Task requirements:
Can you transcribe every entry word for word, skipping the images?

Stored data entries
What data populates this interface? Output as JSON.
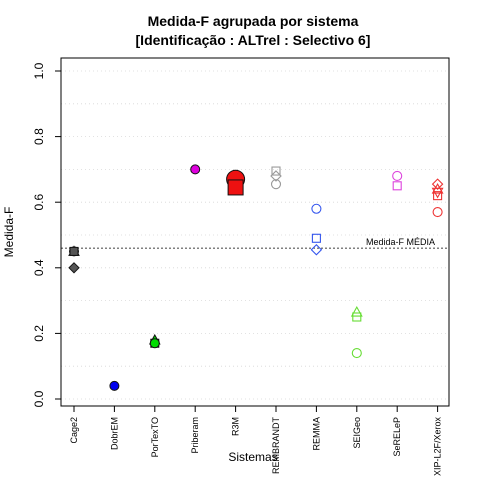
{
  "chart_data": {
    "type": "scatter",
    "title": "Medida-F agrupada por sistema",
    "subtitle": "[Identificação : ALTrel : Selectivo 6]",
    "xlabel": "Sistemas",
    "ylabel": "Medida-F",
    "ylim": [
      0.0,
      1.0
    ],
    "y_ticks": [
      "0.0",
      "0.2",
      "0.4",
      "0.6",
      "0.8",
      "1.0"
    ],
    "grid": "horizontal dotted",
    "categories": [
      "Cage2",
      "DobrEM",
      "PorTexTO",
      "Priberam",
      "R3M",
      "REMBRANDT",
      "REMMA",
      "SEIGeo",
      "SeRELeP",
      "XIP-L2F/Xerox"
    ],
    "reference_line": {
      "label": "Medida-F MÉDIA",
      "value": 0.46
    },
    "points": [
      {
        "system": "Cage2",
        "y": 0.45,
        "shape": "triangle",
        "filled": true,
        "color": "#555555"
      },
      {
        "system": "Cage2",
        "y": 0.45,
        "shape": "circle",
        "filled": true,
        "color": "#555555"
      },
      {
        "system": "Cage2",
        "y": 0.45,
        "shape": "square",
        "filled": true,
        "color": "#555555"
      },
      {
        "system": "Cage2",
        "y": 0.4,
        "shape": "diamond",
        "filled": true,
        "color": "#555555"
      },
      {
        "system": "DobrEM",
        "y": 0.04,
        "shape": "circle",
        "filled": true,
        "color": "#0000ee"
      },
      {
        "system": "PorTexTO",
        "y": 0.18,
        "shape": "triangle",
        "filled": true,
        "color": "#00dd00"
      },
      {
        "system": "PorTexTO",
        "y": 0.17,
        "shape": "square",
        "filled": true,
        "color": "#00dd00"
      },
      {
        "system": "PorTexTO",
        "y": 0.17,
        "shape": "circle",
        "filled": true,
        "color": "#00dd00"
      },
      {
        "system": "Priberam",
        "y": 0.7,
        "shape": "circle",
        "filled": true,
        "color": "#dd00dd"
      },
      {
        "system": "R3M",
        "y": 0.67,
        "shape": "circle",
        "filled": true,
        "color": "#ee1111",
        "big": true
      },
      {
        "system": "R3M",
        "y": 0.645,
        "shape": "square",
        "filled": true,
        "color": "#ee1111",
        "big": true
      },
      {
        "system": "REMBRANDT",
        "y": 0.695,
        "shape": "square",
        "filled": false,
        "color": "#999999"
      },
      {
        "system": "REMBRANDT",
        "y": 0.68,
        "shape": "diamond",
        "filled": false,
        "color": "#999999"
      },
      {
        "system": "REMBRANDT",
        "y": 0.655,
        "shape": "circle",
        "filled": false,
        "color": "#999999"
      },
      {
        "system": "REMMA",
        "y": 0.58,
        "shape": "circle",
        "filled": false,
        "color": "#3355ee"
      },
      {
        "system": "REMMA",
        "y": 0.49,
        "shape": "square",
        "filled": false,
        "color": "#3355ee"
      },
      {
        "system": "REMMA",
        "y": 0.455,
        "shape": "diamond",
        "filled": false,
        "color": "#3355ee"
      },
      {
        "system": "SEIGeo",
        "y": 0.265,
        "shape": "triangle",
        "filled": false,
        "color": "#66dd33"
      },
      {
        "system": "SEIGeo",
        "y": 0.25,
        "shape": "square",
        "filled": false,
        "color": "#66dd33"
      },
      {
        "system": "SEIGeo",
        "y": 0.14,
        "shape": "circle",
        "filled": false,
        "color": "#66dd33"
      },
      {
        "system": "SeRELeP",
        "y": 0.68,
        "shape": "circle",
        "filled": false,
        "color": "#dd44dd"
      },
      {
        "system": "SeRELeP",
        "y": 0.65,
        "shape": "square",
        "filled": false,
        "color": "#dd44dd"
      },
      {
        "system": "XIP-L2F/Xerox",
        "y": 0.655,
        "shape": "diamond",
        "filled": false,
        "color": "#ee3333"
      },
      {
        "system": "XIP-L2F/Xerox",
        "y": 0.64,
        "shape": "triangle",
        "filled": false,
        "color": "#ee3333"
      },
      {
        "system": "XIP-L2F/Xerox",
        "y": 0.63,
        "shape": "triangle-down",
        "filled": false,
        "color": "#ee3333"
      },
      {
        "system": "XIP-L2F/Xerox",
        "y": 0.62,
        "shape": "square",
        "filled": false,
        "color": "#ee3333"
      },
      {
        "system": "XIP-L2F/Xerox",
        "y": 0.57,
        "shape": "circle",
        "filled": false,
        "color": "#ee3333"
      }
    ]
  }
}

Output below:
What data populates this interface? Output as JSON.
{
  "chart_data": {
    "type": "scatter",
    "title": "Medida-F agrupada por sistema",
    "subtitle": "[Identificação : ALTrel : Selectivo 6]",
    "xlabel": "Sistemas",
    "ylabel": "Medida-F",
    "ylim": [
      0.0,
      1.0
    ],
    "y_ticks": [
      "0.0",
      "0.2",
      "0.4",
      "0.6",
      "0.8",
      "1.0"
    ],
    "grid": "horizontal dotted",
    "categories": [
      "Cage2",
      "DobrEM",
      "PorTexTO",
      "Priberam",
      "R3M",
      "REMBRANDT",
      "REMMA",
      "SEIGeo",
      "SeRELeP",
      "XIP-L2F/Xerox"
    ],
    "reference_line": {
      "label": "Medida-F MÉDIA",
      "value": 0.46
    },
    "points": [
      {
        "system": "Cage2",
        "y": 0.45,
        "shape": "triangle",
        "filled": true,
        "color": "#555555"
      },
      {
        "system": "Cage2",
        "y": 0.45,
        "shape": "circle",
        "filled": true,
        "color": "#555555"
      },
      {
        "system": "Cage2",
        "y": 0.45,
        "shape": "square",
        "filled": true,
        "color": "#555555"
      },
      {
        "system": "Cage2",
        "y": 0.4,
        "shape": "diamond",
        "filled": true,
        "color": "#555555"
      },
      {
        "system": "DobrEM",
        "y": 0.04,
        "shape": "circle",
        "filled": true,
        "color": "#0000ee"
      },
      {
        "system": "PorTexTO",
        "y": 0.18,
        "shape": "triangle",
        "filled": true,
        "color": "#00dd00"
      },
      {
        "system": "PorTexTO",
        "y": 0.17,
        "shape": "square",
        "filled": true,
        "color": "#00dd00"
      },
      {
        "system": "PorTexTO",
        "y": 0.17,
        "shape": "circle",
        "filled": true,
        "color": "#00dd00"
      },
      {
        "system": "Priberam",
        "y": 0.7,
        "shape": "circle",
        "filled": true,
        "color": "#dd00dd"
      },
      {
        "system": "R3M",
        "y": 0.67,
        "shape": "circle",
        "filled": true,
        "color": "#ee1111",
        "big": true
      },
      {
        "system": "R3M",
        "y": 0.645,
        "shape": "square",
        "filled": true,
        "color": "#ee1111",
        "big": true
      },
      {
        "system": "REMBRANDT",
        "y": 0.695,
        "shape": "square",
        "filled": false,
        "color": "#999999"
      },
      {
        "system": "REMBRANDT",
        "y": 0.68,
        "shape": "diamond",
        "filled": false,
        "color": "#999999"
      },
      {
        "system": "REMBRANDT",
        "y": 0.655,
        "shape": "circle",
        "filled": false,
        "color": "#999999"
      },
      {
        "system": "REMMA",
        "y": 0.58,
        "shape": "circle",
        "filled": false,
        "color": "#3355ee"
      },
      {
        "system": "REMMA",
        "y": 0.49,
        "shape": "square",
        "filled": false,
        "color": "#3355ee"
      },
      {
        "system": "REMMA",
        "y": 0.455,
        "shape": "diamond",
        "filled": false,
        "color": "#3355ee"
      },
      {
        "system": "SEIGeo",
        "y": 0.265,
        "shape": "triangle",
        "filled": false,
        "color": "#66dd33"
      },
      {
        "system": "SEIGeo",
        "y": 0.25,
        "shape": "square",
        "filled": false,
        "color": "#66dd33"
      },
      {
        "system": "SEIGeo",
        "y": 0.14,
        "shape": "circle",
        "filled": false,
        "color": "#66dd33"
      },
      {
        "system": "SeRELeP",
        "y": 0.68,
        "shape": "circle",
        "filled": false,
        "color": "#dd44dd"
      },
      {
        "system": "SeRELeP",
        "y": 0.65,
        "shape": "square",
        "filled": false,
        "color": "#dd44dd"
      },
      {
        "system": "XIP-L2F/Xerox",
        "y": 0.655,
        "shape": "diamond",
        "filled": false,
        "color": "#ee3333"
      },
      {
        "system": "XIP-L2F/Xerox",
        "y": 0.64,
        "shape": "triangle",
        "filled": false,
        "color": "#ee3333"
      },
      {
        "system": "XIP-L2F/Xerox",
        "y": 0.63,
        "shape": "triangle-down",
        "filled": false,
        "color": "#ee3333"
      },
      {
        "system": "XIP-L2F/Xerox",
        "y": 0.62,
        "shape": "square",
        "filled": false,
        "color": "#ee3333"
      },
      {
        "system": "XIP-L2F/Xerox",
        "y": 0.57,
        "shape": "circle",
        "filled": false,
        "color": "#ee3333"
      }
    ]
  }
}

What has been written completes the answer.